YOUR GOAL: Pick out each line of the records in which the word "akses" appears.

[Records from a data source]
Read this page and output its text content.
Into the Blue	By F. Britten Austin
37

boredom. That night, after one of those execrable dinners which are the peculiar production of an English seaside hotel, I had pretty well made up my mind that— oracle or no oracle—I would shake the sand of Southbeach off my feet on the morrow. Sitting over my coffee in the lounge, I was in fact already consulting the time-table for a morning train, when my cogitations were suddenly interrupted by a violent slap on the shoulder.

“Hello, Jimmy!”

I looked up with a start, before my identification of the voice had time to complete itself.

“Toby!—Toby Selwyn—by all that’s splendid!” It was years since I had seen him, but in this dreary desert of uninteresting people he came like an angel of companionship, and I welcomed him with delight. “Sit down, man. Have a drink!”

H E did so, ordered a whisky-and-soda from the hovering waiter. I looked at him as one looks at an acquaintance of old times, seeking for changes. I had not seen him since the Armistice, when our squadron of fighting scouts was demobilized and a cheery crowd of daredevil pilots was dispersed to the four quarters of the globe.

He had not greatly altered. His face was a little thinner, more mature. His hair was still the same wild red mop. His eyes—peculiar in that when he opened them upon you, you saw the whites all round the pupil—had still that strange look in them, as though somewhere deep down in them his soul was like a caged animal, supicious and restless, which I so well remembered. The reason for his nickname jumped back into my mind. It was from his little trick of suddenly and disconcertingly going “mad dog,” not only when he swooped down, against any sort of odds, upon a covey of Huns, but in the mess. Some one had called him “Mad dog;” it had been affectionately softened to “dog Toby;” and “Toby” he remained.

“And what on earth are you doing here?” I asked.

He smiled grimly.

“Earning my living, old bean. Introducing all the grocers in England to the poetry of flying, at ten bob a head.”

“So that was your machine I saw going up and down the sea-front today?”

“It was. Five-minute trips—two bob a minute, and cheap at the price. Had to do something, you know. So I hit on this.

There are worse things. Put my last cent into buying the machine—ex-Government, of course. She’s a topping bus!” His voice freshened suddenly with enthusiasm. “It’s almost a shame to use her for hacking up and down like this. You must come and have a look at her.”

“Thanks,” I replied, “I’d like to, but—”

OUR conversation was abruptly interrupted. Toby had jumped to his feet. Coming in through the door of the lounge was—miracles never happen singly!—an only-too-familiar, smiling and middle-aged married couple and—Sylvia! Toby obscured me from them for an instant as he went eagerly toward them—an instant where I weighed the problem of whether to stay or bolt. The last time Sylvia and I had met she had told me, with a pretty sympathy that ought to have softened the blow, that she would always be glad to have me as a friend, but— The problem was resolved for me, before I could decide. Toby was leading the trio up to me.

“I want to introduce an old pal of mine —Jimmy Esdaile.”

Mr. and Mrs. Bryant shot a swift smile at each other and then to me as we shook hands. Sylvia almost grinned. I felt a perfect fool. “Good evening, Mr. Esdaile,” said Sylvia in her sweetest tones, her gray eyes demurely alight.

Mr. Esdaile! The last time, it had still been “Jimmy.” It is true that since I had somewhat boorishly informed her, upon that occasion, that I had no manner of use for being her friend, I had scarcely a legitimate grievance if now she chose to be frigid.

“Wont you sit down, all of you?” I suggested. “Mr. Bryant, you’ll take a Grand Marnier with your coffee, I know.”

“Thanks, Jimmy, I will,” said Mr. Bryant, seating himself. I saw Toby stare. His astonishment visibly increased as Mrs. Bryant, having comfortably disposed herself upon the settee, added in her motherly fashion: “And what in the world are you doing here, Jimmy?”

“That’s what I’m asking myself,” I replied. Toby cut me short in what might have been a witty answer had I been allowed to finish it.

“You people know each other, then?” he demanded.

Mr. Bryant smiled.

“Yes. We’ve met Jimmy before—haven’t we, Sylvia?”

* * *

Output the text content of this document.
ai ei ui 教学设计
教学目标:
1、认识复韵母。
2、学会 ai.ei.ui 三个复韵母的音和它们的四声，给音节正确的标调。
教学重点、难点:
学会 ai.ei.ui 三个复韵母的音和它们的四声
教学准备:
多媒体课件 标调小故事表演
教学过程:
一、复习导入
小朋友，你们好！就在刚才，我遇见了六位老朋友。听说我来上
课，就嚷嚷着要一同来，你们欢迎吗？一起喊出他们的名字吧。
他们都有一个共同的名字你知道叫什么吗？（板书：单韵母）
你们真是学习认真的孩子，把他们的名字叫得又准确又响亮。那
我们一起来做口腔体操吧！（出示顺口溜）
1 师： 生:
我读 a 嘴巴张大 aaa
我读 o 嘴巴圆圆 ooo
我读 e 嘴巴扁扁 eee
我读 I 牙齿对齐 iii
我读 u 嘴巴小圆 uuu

---

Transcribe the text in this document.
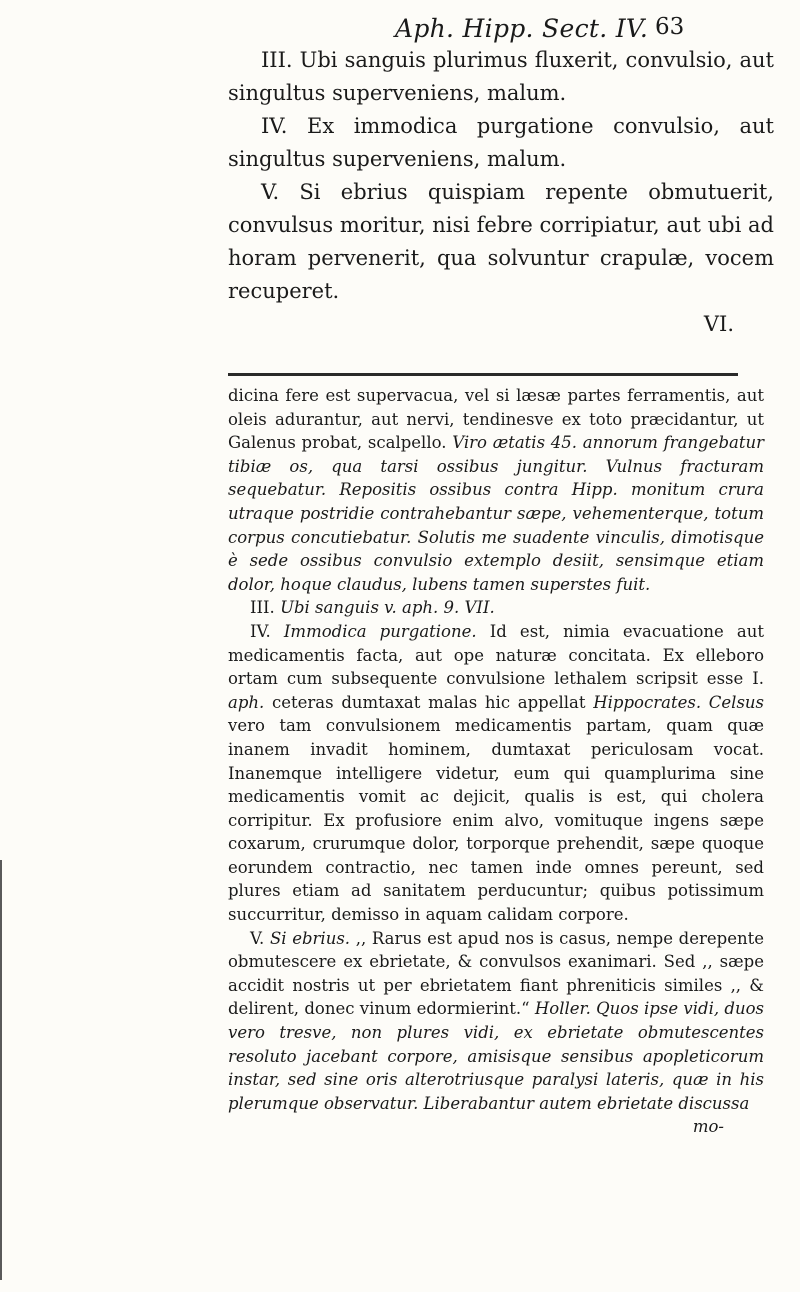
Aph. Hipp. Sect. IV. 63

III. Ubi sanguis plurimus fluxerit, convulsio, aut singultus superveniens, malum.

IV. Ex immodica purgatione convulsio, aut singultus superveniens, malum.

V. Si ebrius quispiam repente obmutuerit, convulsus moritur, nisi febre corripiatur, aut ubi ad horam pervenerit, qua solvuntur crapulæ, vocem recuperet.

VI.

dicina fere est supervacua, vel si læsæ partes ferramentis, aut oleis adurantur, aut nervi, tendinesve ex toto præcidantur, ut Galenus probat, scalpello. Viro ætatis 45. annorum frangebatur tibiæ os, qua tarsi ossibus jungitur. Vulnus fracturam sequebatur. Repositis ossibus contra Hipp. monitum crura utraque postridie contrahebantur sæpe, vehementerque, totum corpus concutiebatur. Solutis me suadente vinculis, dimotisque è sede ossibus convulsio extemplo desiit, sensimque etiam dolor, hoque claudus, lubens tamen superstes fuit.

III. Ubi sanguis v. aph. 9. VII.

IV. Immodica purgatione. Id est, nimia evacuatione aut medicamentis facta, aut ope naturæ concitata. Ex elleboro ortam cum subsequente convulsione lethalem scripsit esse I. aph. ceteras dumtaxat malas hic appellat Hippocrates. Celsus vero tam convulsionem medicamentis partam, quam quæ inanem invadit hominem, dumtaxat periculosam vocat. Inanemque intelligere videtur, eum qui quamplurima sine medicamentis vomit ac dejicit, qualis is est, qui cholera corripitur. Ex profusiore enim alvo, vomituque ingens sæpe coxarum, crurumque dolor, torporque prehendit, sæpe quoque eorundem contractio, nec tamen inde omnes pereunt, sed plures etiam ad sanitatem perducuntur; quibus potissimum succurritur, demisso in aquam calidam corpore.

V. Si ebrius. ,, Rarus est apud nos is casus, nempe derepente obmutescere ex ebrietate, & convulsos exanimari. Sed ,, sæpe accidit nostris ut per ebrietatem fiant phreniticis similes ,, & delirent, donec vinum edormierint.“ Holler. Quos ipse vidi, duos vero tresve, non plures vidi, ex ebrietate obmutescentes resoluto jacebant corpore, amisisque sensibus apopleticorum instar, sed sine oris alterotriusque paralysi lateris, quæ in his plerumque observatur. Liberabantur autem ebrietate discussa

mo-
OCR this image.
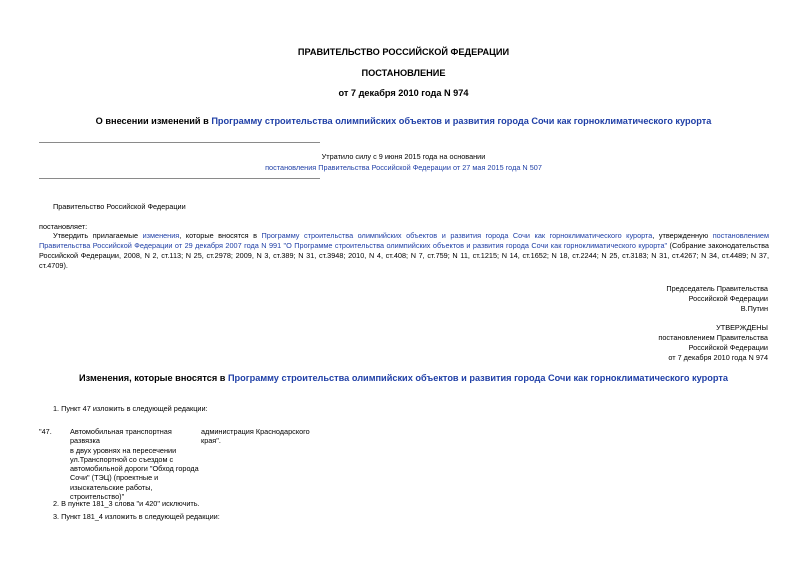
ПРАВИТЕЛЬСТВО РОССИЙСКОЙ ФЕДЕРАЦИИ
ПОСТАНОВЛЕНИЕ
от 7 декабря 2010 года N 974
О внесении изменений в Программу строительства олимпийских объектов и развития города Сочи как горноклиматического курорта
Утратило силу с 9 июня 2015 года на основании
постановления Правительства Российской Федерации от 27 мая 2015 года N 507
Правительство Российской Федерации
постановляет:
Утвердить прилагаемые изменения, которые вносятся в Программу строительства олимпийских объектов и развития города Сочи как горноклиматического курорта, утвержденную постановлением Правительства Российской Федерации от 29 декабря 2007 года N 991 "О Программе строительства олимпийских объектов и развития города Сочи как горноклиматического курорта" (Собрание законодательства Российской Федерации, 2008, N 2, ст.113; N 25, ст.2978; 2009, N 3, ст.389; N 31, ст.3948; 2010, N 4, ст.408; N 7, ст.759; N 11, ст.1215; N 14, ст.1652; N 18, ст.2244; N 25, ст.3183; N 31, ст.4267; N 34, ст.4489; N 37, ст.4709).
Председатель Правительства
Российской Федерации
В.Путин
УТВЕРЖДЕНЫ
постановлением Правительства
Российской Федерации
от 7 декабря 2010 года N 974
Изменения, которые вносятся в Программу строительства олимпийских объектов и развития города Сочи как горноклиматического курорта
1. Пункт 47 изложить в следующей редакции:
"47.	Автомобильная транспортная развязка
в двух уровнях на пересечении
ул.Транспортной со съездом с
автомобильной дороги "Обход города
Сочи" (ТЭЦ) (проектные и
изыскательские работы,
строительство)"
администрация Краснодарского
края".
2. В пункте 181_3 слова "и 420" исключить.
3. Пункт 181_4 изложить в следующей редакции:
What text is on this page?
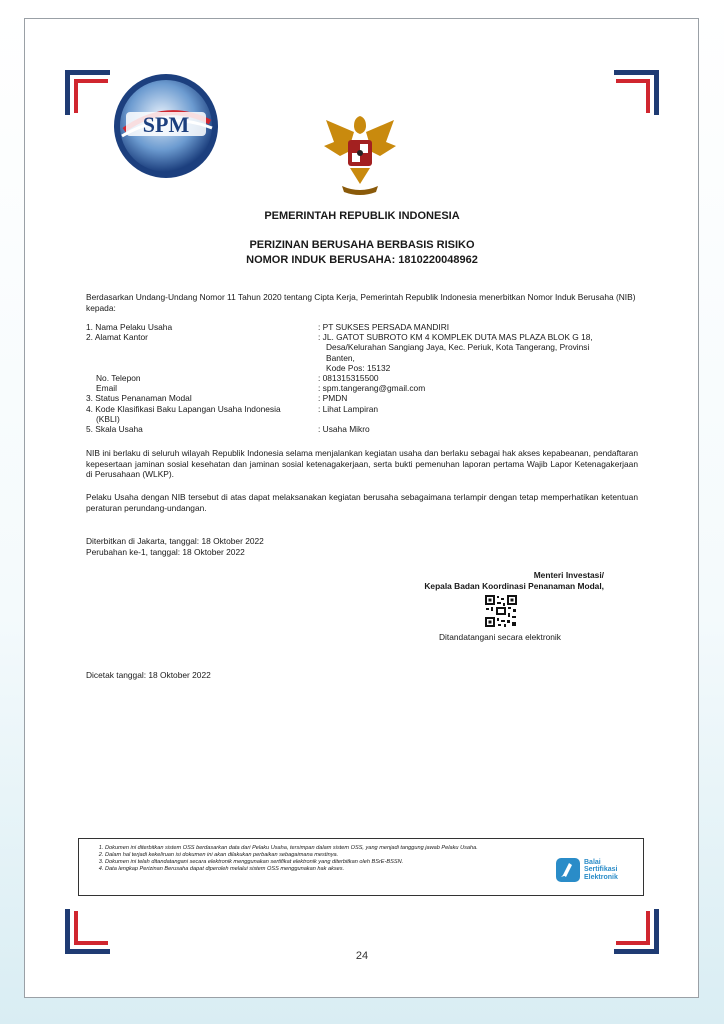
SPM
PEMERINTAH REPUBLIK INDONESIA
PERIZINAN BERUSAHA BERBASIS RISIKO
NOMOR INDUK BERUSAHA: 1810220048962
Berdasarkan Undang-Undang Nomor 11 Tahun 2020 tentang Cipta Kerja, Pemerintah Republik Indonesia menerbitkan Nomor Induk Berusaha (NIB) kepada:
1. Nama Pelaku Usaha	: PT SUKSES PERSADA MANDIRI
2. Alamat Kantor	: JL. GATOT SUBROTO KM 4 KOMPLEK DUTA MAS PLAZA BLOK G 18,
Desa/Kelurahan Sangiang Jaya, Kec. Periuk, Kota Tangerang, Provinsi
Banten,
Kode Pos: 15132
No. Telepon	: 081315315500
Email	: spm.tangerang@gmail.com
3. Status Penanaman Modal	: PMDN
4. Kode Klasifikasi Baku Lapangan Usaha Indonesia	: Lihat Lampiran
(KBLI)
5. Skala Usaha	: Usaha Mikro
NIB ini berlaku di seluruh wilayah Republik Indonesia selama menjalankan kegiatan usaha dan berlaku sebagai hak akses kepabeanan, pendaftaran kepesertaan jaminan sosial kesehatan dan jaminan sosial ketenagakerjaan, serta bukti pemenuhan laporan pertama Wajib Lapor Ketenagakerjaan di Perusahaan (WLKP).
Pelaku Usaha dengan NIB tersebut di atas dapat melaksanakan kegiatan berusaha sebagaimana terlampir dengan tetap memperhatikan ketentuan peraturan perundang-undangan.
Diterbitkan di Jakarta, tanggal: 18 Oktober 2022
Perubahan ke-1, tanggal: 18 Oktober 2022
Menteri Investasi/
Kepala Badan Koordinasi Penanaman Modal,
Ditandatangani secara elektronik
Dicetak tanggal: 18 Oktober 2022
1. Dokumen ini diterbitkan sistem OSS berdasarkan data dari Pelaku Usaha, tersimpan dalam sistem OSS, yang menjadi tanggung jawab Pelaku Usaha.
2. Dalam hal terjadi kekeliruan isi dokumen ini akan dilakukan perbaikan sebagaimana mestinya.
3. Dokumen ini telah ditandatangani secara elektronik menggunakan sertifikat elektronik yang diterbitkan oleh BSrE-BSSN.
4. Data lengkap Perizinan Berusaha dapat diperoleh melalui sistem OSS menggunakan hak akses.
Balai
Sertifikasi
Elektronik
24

OUTPUT BELOW:
NIB ini berlaku di seluruh wilayah Republik Indonesia selama menjalankan kegiatan usaha dan berlaku sebagai hak akses kepabeanan, pendaftaran kepesertaan jaminan sosial kesehatan dan jaminan sosial ketenagakerjaan, serta bukti pemenuhan laporan pertama Wajib Lapor Ketenagakerjaan di Perusahaan (WLKP).
4. Data lengkap Perizinan Berusaha dapat diperoleh melalui sistem OSS menggunakan hak akses.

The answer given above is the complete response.